(Study material begins)
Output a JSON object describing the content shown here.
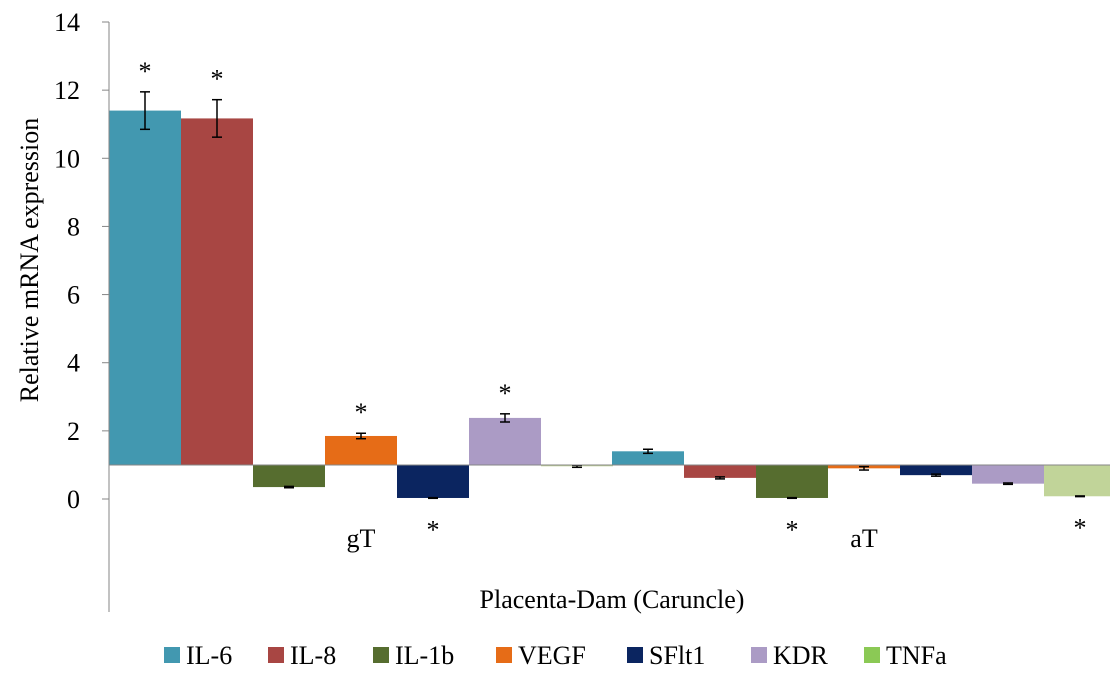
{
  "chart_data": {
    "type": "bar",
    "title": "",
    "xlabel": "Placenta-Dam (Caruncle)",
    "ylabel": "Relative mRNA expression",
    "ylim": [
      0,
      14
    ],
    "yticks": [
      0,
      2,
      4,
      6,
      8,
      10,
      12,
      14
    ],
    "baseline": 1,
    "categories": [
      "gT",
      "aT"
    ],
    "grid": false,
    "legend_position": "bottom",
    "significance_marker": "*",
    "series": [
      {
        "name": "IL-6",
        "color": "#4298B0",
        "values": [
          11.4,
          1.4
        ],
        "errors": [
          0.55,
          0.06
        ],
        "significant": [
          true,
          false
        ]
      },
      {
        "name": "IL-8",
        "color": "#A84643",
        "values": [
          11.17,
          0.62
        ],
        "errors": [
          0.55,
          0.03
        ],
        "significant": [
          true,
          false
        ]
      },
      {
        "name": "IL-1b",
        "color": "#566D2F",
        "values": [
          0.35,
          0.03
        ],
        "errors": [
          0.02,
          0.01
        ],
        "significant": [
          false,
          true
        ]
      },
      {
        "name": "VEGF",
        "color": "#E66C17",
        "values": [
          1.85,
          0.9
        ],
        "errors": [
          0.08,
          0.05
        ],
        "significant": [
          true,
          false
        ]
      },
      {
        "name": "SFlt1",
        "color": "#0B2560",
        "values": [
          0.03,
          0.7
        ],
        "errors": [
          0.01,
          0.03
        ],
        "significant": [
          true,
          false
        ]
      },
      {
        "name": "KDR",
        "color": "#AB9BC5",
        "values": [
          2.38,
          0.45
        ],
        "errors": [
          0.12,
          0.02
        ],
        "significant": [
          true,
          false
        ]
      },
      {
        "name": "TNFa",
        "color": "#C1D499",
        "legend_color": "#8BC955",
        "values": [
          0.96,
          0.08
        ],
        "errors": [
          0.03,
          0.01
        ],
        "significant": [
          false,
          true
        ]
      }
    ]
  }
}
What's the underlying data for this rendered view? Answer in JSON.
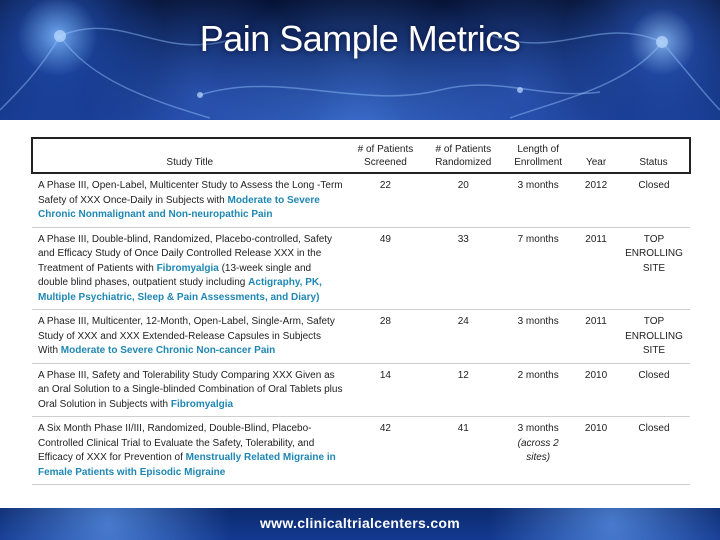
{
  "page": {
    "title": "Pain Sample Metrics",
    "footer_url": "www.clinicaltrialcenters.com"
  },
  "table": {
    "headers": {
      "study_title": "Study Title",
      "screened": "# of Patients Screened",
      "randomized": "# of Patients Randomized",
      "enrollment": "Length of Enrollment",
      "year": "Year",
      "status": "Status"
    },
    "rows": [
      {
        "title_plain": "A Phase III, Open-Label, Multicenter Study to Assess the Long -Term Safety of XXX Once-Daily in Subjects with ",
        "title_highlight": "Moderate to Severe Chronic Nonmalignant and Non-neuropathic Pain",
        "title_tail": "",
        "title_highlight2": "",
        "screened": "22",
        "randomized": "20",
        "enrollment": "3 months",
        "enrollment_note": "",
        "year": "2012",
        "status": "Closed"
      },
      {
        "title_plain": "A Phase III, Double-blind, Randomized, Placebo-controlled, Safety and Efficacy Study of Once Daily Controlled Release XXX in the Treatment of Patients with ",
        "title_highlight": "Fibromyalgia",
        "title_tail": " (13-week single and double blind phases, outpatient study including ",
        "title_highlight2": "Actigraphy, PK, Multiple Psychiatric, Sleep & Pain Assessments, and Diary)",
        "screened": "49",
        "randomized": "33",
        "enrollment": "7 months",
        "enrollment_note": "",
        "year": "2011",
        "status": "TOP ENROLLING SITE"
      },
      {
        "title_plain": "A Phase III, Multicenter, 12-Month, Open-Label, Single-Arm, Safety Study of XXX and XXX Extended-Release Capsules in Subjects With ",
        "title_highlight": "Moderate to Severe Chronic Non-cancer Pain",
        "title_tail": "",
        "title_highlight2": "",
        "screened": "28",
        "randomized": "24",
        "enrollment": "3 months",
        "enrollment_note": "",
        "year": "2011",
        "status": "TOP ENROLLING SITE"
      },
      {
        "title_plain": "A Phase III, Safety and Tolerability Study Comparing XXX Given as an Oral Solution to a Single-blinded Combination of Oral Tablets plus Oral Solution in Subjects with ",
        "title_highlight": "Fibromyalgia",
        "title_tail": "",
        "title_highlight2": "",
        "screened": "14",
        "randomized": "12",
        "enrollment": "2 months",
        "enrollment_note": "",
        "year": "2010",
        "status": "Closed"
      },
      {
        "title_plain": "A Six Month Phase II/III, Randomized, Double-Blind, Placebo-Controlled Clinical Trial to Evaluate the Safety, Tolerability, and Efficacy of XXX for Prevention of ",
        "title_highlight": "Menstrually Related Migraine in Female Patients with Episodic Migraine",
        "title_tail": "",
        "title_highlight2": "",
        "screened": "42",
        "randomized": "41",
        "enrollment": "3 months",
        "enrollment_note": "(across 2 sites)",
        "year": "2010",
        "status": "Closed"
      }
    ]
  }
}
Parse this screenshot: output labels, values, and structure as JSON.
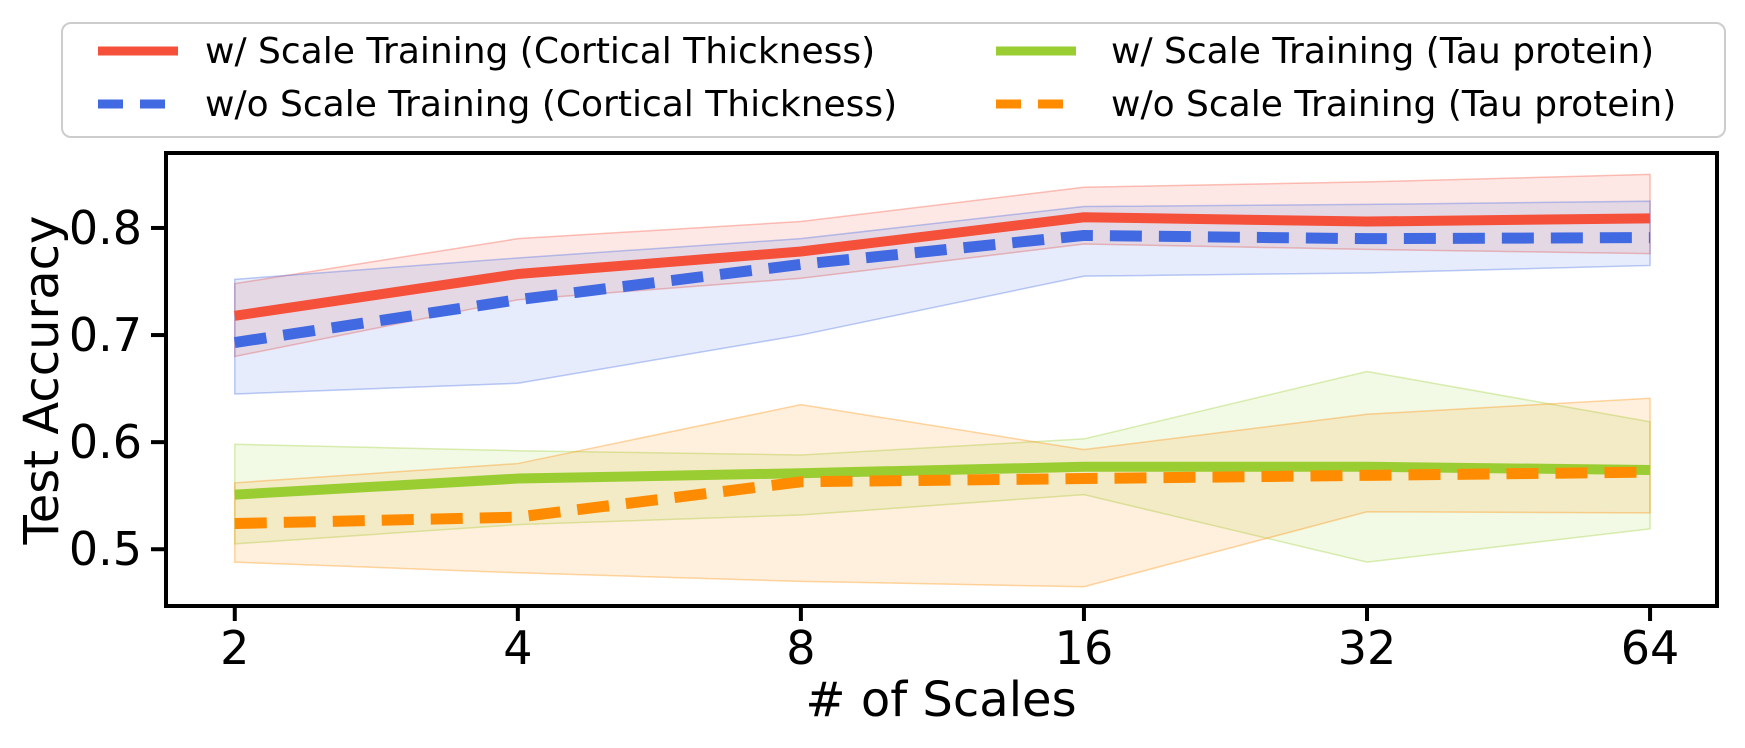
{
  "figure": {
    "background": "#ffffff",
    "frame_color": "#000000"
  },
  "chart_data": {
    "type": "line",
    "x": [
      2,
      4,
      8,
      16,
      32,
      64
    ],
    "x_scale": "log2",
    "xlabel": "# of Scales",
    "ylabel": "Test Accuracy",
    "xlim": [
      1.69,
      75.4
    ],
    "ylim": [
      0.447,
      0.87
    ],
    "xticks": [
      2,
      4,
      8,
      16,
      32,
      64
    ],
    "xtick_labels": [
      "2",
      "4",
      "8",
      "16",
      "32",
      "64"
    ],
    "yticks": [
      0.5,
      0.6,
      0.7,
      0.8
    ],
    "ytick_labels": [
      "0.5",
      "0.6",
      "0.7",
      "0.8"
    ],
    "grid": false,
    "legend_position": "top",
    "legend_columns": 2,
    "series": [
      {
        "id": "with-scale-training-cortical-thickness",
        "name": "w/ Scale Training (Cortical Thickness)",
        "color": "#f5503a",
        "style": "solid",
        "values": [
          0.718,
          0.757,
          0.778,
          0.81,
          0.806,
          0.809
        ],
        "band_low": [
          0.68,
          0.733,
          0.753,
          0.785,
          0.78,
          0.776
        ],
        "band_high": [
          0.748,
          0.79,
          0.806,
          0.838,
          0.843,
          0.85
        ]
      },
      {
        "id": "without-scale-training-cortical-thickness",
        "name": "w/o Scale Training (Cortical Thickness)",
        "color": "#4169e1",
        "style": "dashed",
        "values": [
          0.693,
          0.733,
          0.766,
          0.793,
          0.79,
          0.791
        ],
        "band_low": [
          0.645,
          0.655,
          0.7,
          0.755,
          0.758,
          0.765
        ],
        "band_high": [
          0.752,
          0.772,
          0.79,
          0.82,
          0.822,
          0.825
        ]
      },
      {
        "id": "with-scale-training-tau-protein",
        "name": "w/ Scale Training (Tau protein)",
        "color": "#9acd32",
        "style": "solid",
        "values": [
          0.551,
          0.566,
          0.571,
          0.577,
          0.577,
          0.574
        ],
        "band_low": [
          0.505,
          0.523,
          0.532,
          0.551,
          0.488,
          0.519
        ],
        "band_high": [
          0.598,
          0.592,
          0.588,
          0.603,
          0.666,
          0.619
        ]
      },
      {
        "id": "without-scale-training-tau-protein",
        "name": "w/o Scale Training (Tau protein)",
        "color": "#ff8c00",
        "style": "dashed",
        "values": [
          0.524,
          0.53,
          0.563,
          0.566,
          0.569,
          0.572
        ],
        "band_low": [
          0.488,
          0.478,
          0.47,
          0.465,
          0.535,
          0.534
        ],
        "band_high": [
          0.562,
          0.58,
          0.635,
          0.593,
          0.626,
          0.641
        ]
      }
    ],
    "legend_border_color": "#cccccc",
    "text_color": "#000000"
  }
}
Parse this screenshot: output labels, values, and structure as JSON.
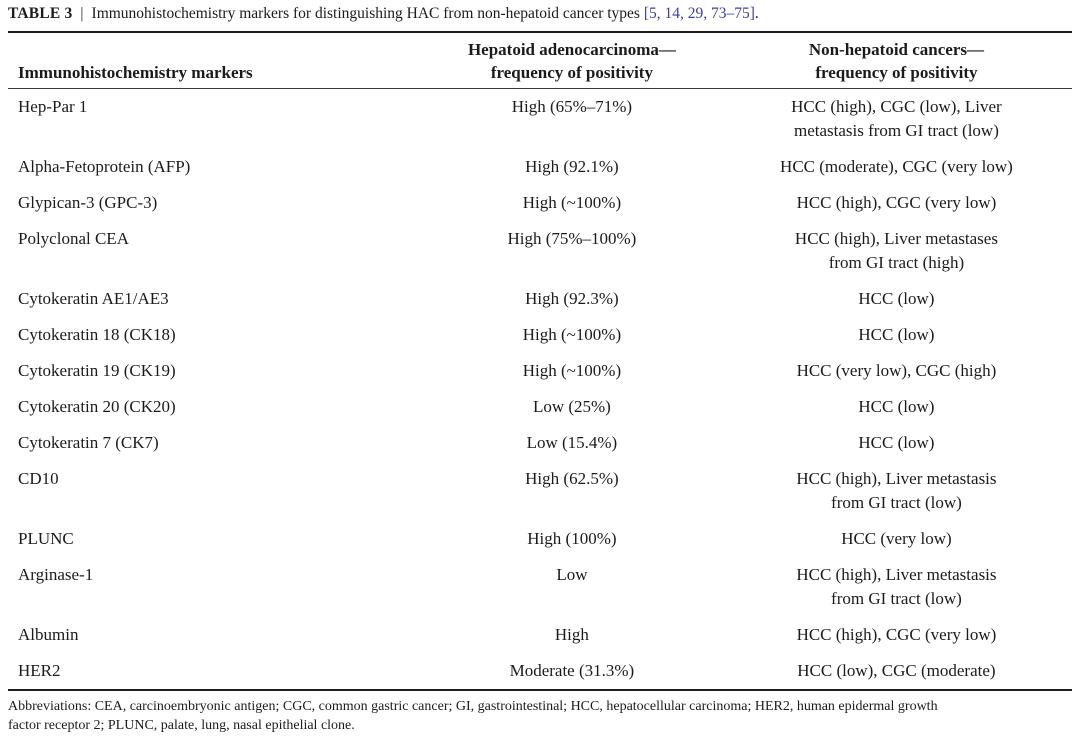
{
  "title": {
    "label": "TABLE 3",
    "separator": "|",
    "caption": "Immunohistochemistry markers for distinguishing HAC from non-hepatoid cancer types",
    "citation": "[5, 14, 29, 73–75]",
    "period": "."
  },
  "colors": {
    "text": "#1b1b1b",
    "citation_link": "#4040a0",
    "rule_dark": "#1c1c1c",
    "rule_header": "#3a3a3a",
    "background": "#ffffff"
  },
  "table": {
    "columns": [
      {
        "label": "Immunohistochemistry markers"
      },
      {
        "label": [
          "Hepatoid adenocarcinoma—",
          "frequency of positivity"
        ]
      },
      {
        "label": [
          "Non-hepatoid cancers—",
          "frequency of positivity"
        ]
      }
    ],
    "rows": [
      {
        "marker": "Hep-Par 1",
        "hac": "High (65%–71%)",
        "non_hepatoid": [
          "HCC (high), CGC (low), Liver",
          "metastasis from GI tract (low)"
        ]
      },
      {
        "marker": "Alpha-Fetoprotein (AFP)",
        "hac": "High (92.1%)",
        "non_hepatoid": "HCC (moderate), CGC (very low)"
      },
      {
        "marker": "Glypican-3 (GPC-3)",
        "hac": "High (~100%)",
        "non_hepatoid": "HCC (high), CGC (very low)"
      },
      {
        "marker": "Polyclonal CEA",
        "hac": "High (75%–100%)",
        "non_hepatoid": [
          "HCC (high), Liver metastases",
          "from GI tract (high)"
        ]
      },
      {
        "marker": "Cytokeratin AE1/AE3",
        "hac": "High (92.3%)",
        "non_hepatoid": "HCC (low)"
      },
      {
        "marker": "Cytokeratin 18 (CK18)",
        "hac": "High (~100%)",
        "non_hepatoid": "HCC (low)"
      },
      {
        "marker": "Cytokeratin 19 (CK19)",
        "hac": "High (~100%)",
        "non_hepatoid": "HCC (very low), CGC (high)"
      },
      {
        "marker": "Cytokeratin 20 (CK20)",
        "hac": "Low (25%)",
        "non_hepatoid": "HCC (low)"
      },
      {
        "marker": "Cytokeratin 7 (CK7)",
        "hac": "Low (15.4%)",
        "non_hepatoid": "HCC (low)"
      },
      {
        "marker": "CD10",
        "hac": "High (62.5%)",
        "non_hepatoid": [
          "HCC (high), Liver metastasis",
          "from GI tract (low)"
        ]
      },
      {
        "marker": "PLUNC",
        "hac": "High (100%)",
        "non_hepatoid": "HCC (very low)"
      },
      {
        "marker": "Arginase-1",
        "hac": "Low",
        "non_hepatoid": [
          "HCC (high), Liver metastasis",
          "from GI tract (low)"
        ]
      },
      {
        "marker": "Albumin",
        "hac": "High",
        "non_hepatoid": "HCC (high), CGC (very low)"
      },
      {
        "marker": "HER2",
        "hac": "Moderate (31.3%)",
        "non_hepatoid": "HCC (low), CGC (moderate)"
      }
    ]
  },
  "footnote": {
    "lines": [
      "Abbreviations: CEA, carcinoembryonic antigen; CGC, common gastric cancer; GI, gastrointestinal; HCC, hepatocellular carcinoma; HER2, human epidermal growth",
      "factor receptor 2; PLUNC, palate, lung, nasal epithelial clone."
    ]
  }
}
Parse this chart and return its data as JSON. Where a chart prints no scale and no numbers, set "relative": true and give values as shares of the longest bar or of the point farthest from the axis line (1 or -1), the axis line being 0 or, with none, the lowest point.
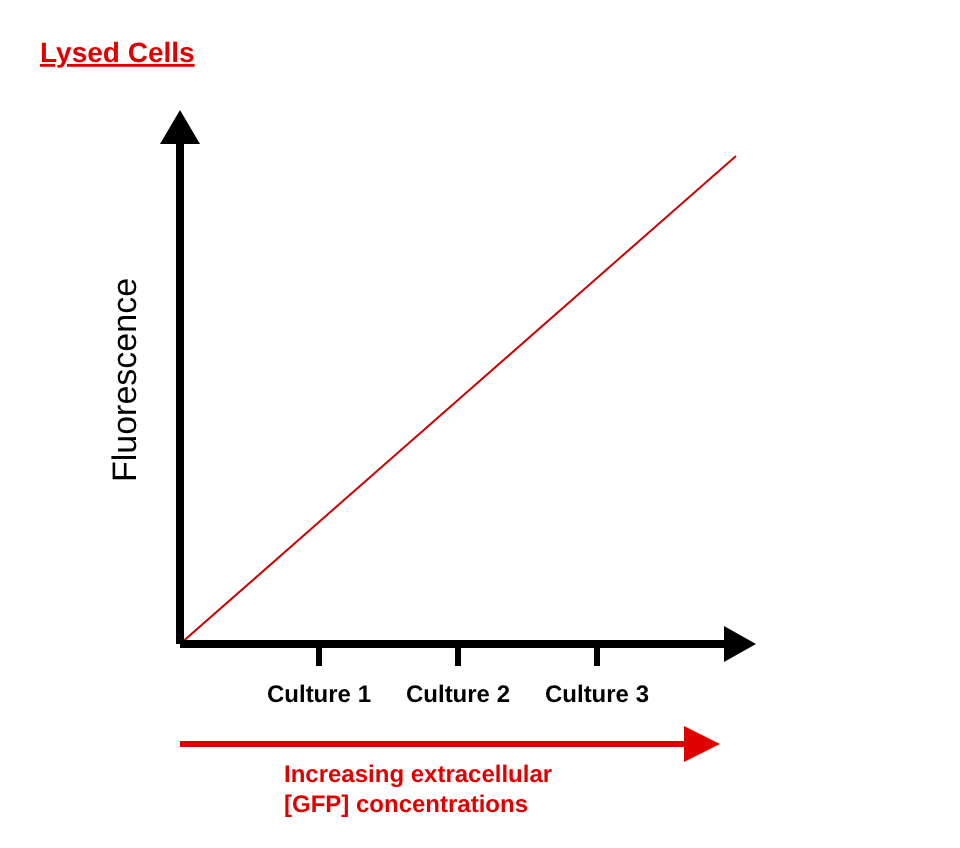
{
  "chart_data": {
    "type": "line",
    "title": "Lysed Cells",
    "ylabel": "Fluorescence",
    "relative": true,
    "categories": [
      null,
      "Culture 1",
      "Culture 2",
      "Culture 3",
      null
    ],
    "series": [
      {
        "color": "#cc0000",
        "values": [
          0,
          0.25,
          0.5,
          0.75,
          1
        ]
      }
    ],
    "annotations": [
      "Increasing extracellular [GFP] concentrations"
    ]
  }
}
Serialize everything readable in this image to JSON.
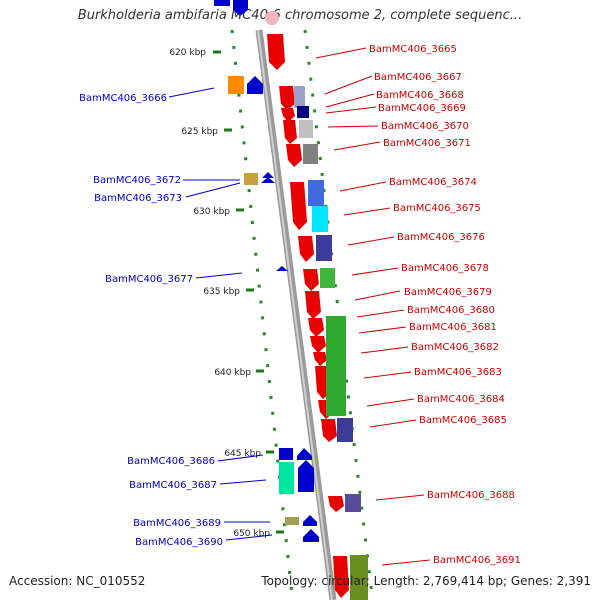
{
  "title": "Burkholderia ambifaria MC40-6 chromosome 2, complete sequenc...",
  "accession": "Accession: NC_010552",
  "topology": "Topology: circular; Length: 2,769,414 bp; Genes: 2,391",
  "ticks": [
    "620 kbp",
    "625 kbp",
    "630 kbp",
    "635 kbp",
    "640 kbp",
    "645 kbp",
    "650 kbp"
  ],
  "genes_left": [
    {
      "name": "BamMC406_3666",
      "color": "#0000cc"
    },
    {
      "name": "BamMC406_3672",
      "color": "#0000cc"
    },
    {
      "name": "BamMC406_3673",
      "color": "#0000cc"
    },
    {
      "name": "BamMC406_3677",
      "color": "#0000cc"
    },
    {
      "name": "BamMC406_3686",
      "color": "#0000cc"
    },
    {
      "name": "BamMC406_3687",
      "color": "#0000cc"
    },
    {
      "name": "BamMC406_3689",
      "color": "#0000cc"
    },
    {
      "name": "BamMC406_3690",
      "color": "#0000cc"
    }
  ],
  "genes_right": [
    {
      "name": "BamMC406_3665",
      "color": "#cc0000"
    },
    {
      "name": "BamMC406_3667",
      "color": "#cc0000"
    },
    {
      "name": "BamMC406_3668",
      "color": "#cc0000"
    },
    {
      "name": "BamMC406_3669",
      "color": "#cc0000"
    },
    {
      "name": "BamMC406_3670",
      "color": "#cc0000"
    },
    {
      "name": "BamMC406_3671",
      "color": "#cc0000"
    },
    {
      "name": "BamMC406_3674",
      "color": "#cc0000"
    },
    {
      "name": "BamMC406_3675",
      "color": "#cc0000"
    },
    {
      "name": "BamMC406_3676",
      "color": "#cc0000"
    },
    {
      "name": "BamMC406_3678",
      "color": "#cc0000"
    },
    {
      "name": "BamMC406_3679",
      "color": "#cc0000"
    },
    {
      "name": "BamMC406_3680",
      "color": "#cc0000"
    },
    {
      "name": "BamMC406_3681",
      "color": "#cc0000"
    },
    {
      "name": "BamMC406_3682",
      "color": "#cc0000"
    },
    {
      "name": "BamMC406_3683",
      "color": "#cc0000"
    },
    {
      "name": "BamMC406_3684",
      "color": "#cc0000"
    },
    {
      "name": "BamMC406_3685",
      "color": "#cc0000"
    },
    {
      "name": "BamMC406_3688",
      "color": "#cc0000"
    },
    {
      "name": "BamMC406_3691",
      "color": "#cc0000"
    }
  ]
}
(Study material ends)
**Exercise instructions**:
Pull every line containing the word "Patients" out of the material.

**Response area**:
      "screened": "# of Patients Screened",
      "randomized": "# of Patients Randomized",
        "title_plain": "A Phase III, Double-blind, Randomized, Placebo-controlled, Safety and Efficacy Study of Once Daily Controlled Release XXX in the Treatment of Patients with ",
        "title_highlight": "Menstrually Related Migraine in Female Patients with Episodic Migraine",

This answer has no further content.